■ REQUIRED WORK ■
Your answer should be only a number: how many lines include the word "Michael".

━━━━━━━━━━━━━━━━━━━━

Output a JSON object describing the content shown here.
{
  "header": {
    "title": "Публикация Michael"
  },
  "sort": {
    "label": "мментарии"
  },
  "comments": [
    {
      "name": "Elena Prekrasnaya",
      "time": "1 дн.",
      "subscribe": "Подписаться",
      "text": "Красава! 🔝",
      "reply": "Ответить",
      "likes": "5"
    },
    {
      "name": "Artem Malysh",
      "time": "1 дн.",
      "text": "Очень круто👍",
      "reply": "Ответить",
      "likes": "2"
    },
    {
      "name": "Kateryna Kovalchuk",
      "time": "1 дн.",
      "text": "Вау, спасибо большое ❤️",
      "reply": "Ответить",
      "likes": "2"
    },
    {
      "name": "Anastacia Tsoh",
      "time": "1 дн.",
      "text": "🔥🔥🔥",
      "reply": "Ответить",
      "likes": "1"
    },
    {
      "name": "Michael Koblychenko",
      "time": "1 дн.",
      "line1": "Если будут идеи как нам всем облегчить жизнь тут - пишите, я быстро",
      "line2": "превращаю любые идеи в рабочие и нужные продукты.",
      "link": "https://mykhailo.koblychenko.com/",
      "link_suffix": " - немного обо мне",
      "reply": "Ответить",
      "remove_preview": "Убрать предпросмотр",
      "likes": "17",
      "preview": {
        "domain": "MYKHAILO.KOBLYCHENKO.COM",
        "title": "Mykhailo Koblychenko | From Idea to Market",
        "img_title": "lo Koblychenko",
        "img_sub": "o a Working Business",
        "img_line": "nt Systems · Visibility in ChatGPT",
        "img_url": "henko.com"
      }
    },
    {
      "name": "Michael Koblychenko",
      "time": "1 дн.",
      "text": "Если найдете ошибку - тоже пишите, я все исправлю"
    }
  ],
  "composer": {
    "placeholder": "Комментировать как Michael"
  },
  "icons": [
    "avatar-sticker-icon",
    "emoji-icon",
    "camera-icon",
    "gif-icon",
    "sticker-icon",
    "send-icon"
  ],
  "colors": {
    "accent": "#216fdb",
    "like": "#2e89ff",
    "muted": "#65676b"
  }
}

━━━━━━━━━━━━━━━━━━━━

■ RESULT FOR THIS EXERCISE ■
4